Repeat the material verbatim. Images are excluded from the copy.
— Begin —
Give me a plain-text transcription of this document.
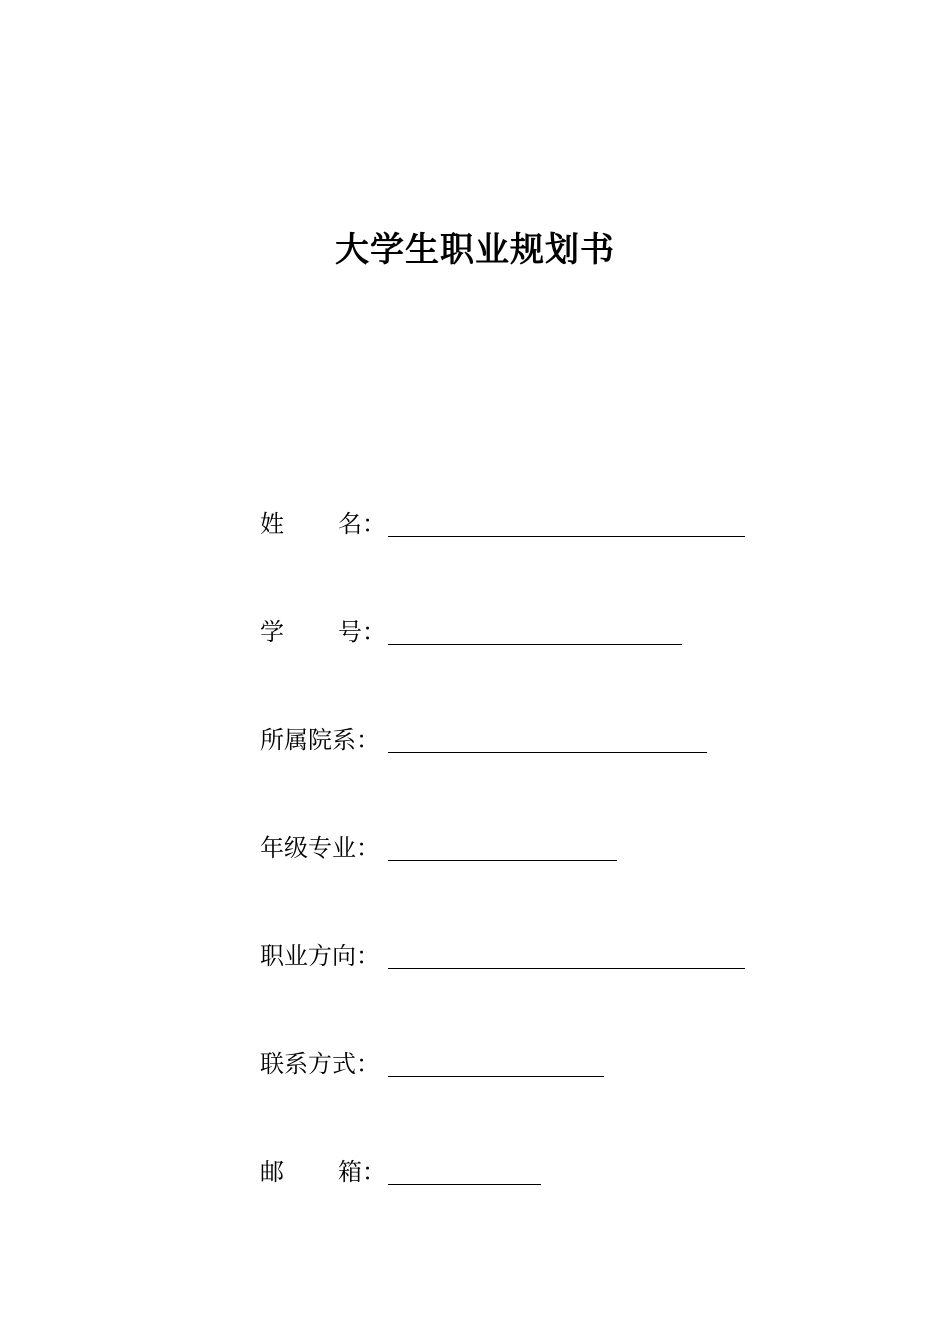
大学生职业规划书
姓 名：
学 号：
所属院系：
年级专业：
职业方向：
联系方式：
邮 箱：
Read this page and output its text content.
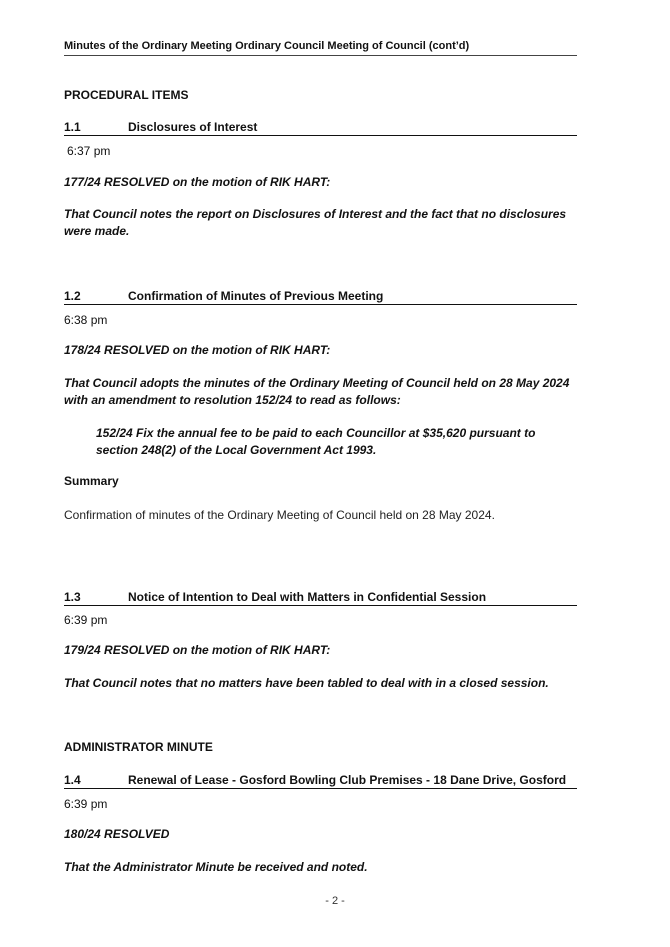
Minutes of the Ordinary Meeting Ordinary Council Meeting of Council (cont’d)
PROCEDURAL ITEMS
1.1	Disclosures of Interest
6:37 pm
177/24 RESOLVED on the motion of RIK HART:
That Council notes the report on Disclosures of Interest and the fact that no disclosures were made.
1.2	Confirmation of Minutes of Previous Meeting
6:38 pm
178/24 RESOLVED on the motion of RIK HART:
That Council adopts the minutes of the Ordinary Meeting of Council held on 28 May 2024 with an amendment to resolution 152/24 to read as follows:
152/24 Fix the annual fee to be paid to each Councillor at $35,620 pursuant to section 248(2) of the Local Government Act 1993.
Summary
Confirmation of minutes of the Ordinary Meeting of Council held on 28 May 2024.
1.3	Notice of Intention to Deal with Matters in Confidential Session
6:39 pm
179/24 RESOLVED on the motion of RIK HART:
That Council notes that no matters have been tabled to deal with in a closed session.
ADMINISTRATOR MINUTE
1.4	Renewal of Lease - Gosford Bowling Club Premises - 18 Dane Drive, Gosford
6:39 pm
180/24 RESOLVED
That the Administrator Minute be received and noted.
- 2 -
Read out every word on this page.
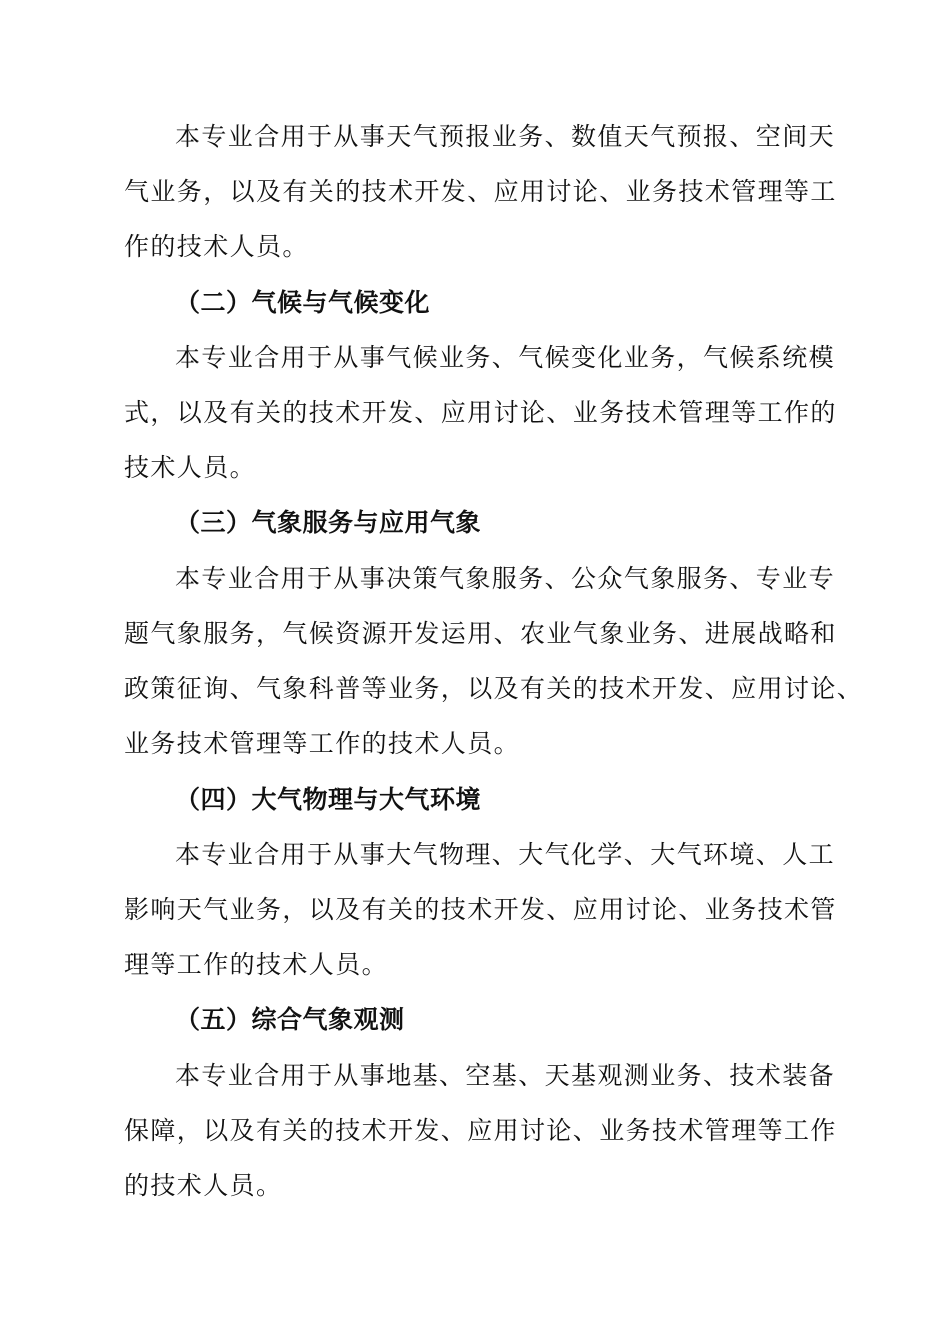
本专业合用于从事天气预报业务、数值天气预报、空间天
气业务，以及有关的技术开发、应用讨论、业务技术管理等工
作的技术人员。
（二）气候与气候变化
本专业合用于从事气候业务、气候变化业务，气候系统模
式，以及有关的技术开发、应用讨论、业务技术管理等工作的
技术人员。
（三）气象服务与应用气象
本专业合用于从事决策气象服务、公众气象服务、专业专
题气象服务，气候资源开发运用、农业气象业务、进展战略和
政策征询、气象科普等业务，以及有关的技术开发、应用讨论、
业务技术管理等工作的技术人员。
（四）大气物理与大气环境
本专业合用于从事大气物理、大气化学、大气环境、人工
影响天气业务，以及有关的技术开发、应用讨论、业务技术管
理等工作的技术人员。
（五）综合气象观测
本专业合用于从事地基、空基、天基观测业务、技术装备
保障，以及有关的技术开发、应用讨论、业务技术管理等工作
的技术人员。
— End —
RESULT ▸
Give me a plain-text transcription of this document.
大学生职业规划书
姓 名：
学 号：
所属院系：
年级专业：
职业方向：
联系方式：
邮 箱：
Read this page and output its text content.
Minutes of the Ordinary Meeting Ordinary Council Meeting of Council (cont’d)
PROCEDURAL ITEMS
1.1	Disclosures of Interest
6:37 pm
177/24 RESOLVED on the motion of RIK HART:
That Council notes the report on Disclosures of Interest and the fact that no disclosures were made.
1.2	Confirmation of Minutes of Previous Meeting
6:38 pm
178/24 RESOLVED on the motion of RIK HART:
That Council adopts the minutes of the Ordinary Meeting of Council held on 28 May 2024 with an amendment to resolution 152/24 to read as follows:
152/24 Fix the annual fee to be paid to each Councillor at $35,620 pursuant to section 248(2) of the Local Government Act 1993.
Summary
Confirmation of minutes of the Ordinary Meeting of Council held on 28 May 2024.
1.3	Notice of Intention to Deal with Matters in Confidential Session
6:39 pm
179/24 RESOLVED on the motion of RIK HART:
That Council notes that no matters have been tabled to deal with in a closed session.
ADMINISTRATOR MINUTE
1.4	Renewal of Lease - Gosford Bowling Club Premises - 18 Dane Drive, Gosford
6:39 pm
180/24 RESOLVED
That the Administrator Minute be received and noted.
- 2 -
Read out every word on this page.
本专业合用于从事天气预报业务、数值天气预报、空间天
气业务，以及有关的技术开发、应用讨论、业务技术管理等工
作的技术人员。
（二）气候与气候变化
本专业合用于从事气候业务、气候变化业务，气候系统模
式，以及有关的技术开发、应用讨论、业务技术管理等工作的
技术人员。
（三）气象服务与应用气象
本专业合用于从事决策气象服务、公众气象服务、专业专
题气象服务，气候资源开发运用、农业气象业务、进展战略和
政策征询、气象科普等业务，以及有关的技术开发、应用讨论、
业务技术管理等工作的技术人员。
（四）大气物理与大气环境
本专业合用于从事大气物理、大气化学、大气环境、人工
影响天气业务，以及有关的技术开发、应用讨论、业务技术管
理等工作的技术人员。
（五）综合气象观测
本专业合用于从事地基、空基、天基观测业务、技术装备
保障，以及有关的技术开发、应用讨论、业务技术管理等工作
的技术人员。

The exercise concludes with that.